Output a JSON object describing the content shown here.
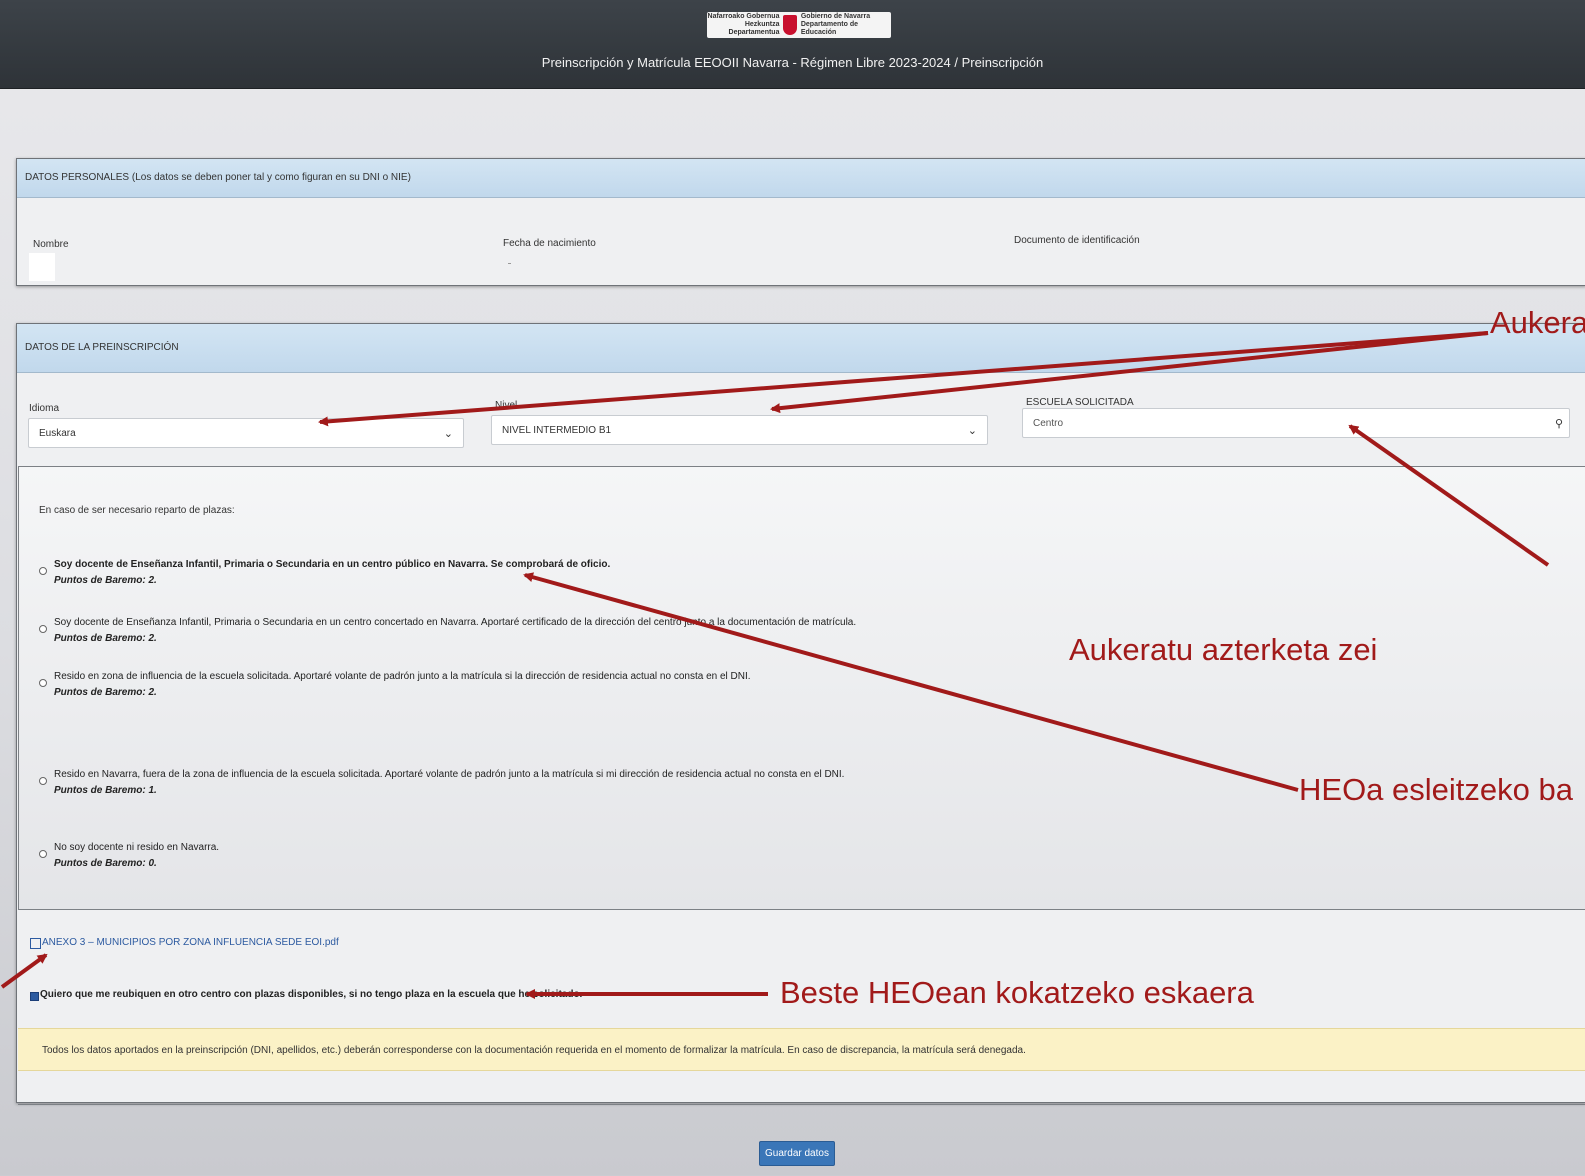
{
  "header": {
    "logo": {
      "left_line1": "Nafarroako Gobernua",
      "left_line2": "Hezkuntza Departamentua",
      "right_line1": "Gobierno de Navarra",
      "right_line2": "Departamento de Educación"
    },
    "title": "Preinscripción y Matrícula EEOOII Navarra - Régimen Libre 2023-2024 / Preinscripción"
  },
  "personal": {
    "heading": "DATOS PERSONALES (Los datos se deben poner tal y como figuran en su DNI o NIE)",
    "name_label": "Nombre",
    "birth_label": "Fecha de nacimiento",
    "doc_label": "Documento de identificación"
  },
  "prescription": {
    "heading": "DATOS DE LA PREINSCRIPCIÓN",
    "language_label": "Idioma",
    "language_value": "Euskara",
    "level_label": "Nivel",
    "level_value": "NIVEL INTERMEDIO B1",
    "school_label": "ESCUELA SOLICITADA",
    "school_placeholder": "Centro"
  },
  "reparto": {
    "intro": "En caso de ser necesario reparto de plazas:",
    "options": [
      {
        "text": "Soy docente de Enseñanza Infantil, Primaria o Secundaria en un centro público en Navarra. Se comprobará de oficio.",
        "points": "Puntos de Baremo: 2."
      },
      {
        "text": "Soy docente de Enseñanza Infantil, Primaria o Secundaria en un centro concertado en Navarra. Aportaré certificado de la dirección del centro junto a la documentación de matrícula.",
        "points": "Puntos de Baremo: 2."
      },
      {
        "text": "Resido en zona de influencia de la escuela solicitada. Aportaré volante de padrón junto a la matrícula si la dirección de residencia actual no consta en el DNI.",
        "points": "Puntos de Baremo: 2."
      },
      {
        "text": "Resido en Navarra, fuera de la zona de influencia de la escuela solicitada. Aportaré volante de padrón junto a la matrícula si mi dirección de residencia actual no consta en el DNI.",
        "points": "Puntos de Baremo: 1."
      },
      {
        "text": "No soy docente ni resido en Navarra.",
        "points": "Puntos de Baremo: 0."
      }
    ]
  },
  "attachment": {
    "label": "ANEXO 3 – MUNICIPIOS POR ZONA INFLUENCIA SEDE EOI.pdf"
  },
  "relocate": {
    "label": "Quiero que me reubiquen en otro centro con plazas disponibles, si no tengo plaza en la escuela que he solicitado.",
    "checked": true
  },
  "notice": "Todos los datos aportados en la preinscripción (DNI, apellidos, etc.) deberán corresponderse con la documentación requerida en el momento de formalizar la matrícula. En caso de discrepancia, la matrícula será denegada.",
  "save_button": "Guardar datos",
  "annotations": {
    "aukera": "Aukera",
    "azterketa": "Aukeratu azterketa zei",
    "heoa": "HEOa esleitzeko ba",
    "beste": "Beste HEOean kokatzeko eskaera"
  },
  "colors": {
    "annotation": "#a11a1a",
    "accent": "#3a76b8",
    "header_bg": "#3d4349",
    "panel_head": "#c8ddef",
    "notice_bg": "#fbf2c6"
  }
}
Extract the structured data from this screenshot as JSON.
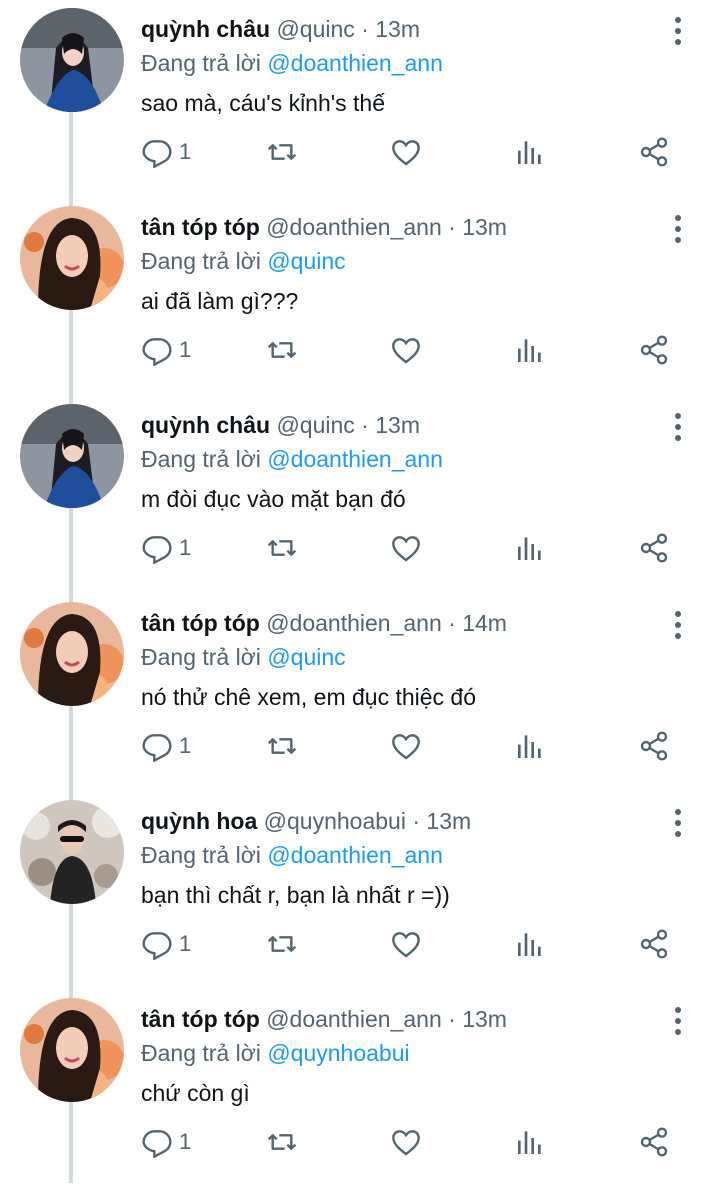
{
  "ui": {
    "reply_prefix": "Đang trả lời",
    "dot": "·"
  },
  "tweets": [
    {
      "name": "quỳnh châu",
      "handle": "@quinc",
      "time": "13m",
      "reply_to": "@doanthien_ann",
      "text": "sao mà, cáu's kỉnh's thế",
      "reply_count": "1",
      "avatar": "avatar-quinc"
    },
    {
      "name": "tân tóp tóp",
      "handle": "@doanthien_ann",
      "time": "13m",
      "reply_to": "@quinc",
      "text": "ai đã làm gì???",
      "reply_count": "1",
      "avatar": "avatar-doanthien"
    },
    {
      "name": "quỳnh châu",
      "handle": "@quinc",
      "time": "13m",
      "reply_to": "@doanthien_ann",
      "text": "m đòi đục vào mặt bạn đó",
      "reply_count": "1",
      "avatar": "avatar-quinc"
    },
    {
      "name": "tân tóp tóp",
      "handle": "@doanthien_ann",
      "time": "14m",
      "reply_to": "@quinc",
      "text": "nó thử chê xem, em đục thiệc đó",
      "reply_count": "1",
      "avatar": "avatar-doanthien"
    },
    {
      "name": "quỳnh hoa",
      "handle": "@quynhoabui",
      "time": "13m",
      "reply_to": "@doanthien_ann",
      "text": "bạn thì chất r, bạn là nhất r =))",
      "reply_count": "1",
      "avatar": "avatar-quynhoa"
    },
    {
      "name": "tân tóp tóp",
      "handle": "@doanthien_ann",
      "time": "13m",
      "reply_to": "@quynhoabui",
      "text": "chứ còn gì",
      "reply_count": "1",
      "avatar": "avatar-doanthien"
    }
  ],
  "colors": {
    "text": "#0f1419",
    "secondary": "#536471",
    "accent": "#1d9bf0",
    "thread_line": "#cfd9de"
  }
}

################

> _Job_
Print the entries above exactly, taking out only the pictures.

> _Answer for this exercise_
Output a JSON object describing the content shown here.
{
  "header": {
    "logo": {
      "left_line1": "Nafarroako Gobernua",
      "left_line2": "Hezkuntza Departamentua",
      "right_line1": "Gobierno de Navarra",
      "right_line2": "Departamento de Educación"
    },
    "title": "Preinscripción y Matrícula EEOOII Navarra - Régimen Libre 2023-2024 / Preinscripción"
  },
  "personal": {
    "heading": "DATOS PERSONALES (Los datos se deben poner tal y como figuran en su DNI o NIE)",
    "name_label": "Nombre",
    "birth_label": "Fecha de nacimiento",
    "doc_label": "Documento de identificación"
  },
  "prescription": {
    "heading": "DATOS DE LA PREINSCRIPCIÓN",
    "language_label": "Idioma",
    "language_value": "Euskara",
    "level_label": "Nivel",
    "level_value": "NIVEL INTERMEDIO B1",
    "school_label": "ESCUELA SOLICITADA",
    "school_placeholder": "Centro"
  },
  "reparto": {
    "intro": "En caso de ser necesario reparto de plazas:",
    "options": [
      {
        "text": "Soy docente de Enseñanza Infantil, Primaria o Secundaria en un centro público en Navarra. Se comprobará de oficio.",
        "points": "Puntos de Baremo: 2."
      },
      {
        "text": "Soy docente de Enseñanza Infantil, Primaria o Secundaria en un centro concertado en Navarra. Aportaré certificado de la dirección del centro junto a la documentación de matrícula.",
        "points": "Puntos de Baremo: 2."
      },
      {
        "text": "Resido en zona de influencia de la escuela solicitada. Aportaré volante de padrón junto a la matrícula si la dirección de residencia actual no consta en el DNI.",
        "points": "Puntos de Baremo: 2."
      },
      {
        "text": "Resido en Navarra, fuera de la zona de influencia de la escuela solicitada. Aportaré volante de padrón junto a la matrícula si mi dirección de residencia actual no consta en el DNI.",
        "points": "Puntos de Baremo: 1."
      },
      {
        "text": "No soy docente ni resido en Navarra.",
        "points": "Puntos de Baremo: 0."
      }
    ]
  },
  "attachment": {
    "label": "ANEXO 3 – MUNICIPIOS POR ZONA INFLUENCIA SEDE EOI.pdf"
  },
  "relocate": {
    "label": "Quiero que me reubiquen en otro centro con plazas disponibles, si no tengo plaza en la escuela que he solicitado.",
    "checked": true
  },
  "notice": "Todos los datos aportados en la preinscripción (DNI, apellidos, etc.) deberán corresponderse con la documentación requerida en el momento de formalizar la matrícula. En caso de discrepancia, la matrícula será denegada.",
  "save_button": "Guardar datos",
  "annotations": {
    "aukera": "Aukera",
    "azterketa": "Aukeratu azterketa zei",
    "heoa": "HEOa esleitzeko ba",
    "beste": "Beste HEOean kokatzeko eskaera"
  },
  "colors": {
    "annotation": "#a11a1a",
    "accent": "#3a76b8",
    "header_bg": "#3d4349",
    "panel_head": "#c8ddef",
    "notice_bg": "#fbf2c6"
  }
}
Extract the structured data from this screenshot as JSON.
{
  "ui": {
    "reply_prefix": "Đang trả lời",
    "dot": "·"
  },
  "tweets": [
    {
      "name": "quỳnh châu",
      "handle": "@quinc",
      "time": "13m",
      "reply_to": "@doanthien_ann",
      "text": "sao mà, cáu's kỉnh's thế",
      "reply_count": "1",
      "avatar": "avatar-quinc"
    },
    {
      "name": "tân tóp tóp",
      "handle": "@doanthien_ann",
      "time": "13m",
      "reply_to": "@quinc",
      "text": "ai đã làm gì???",
      "reply_count": "1",
      "avatar": "avatar-doanthien"
    },
    {
      "name": "quỳnh châu",
      "handle": "@quinc",
      "time": "13m",
      "reply_to": "@doanthien_ann",
      "text": "m đòi đục vào mặt bạn đó",
      "reply_count": "1",
      "avatar": "avatar-quinc"
    },
    {
      "name": "tân tóp tóp",
      "handle": "@doanthien_ann",
      "time": "14m",
      "reply_to": "@quinc",
      "text": "nó thử chê xem, em đục thiệc đó",
      "reply_count": "1",
      "avatar": "avatar-doanthien"
    },
    {
      "name": "quỳnh hoa",
      "handle": "@quynhoabui",
      "time": "13m",
      "reply_to": "@doanthien_ann",
      "text": "bạn thì chất r, bạn là nhất r =))",
      "reply_count": "1",
      "avatar": "avatar-quynhoa"
    },
    {
      "name": "tân tóp tóp",
      "handle": "@doanthien_ann",
      "time": "13m",
      "reply_to": "@quynhoabui",
      "text": "chứ còn gì",
      "reply_count": "1",
      "avatar": "avatar-doanthien"
    }
  ],
  "colors": {
    "text": "#0f1419",
    "secondary": "#536471",
    "accent": "#1d9bf0",
    "thread_line": "#cfd9de"
  }
}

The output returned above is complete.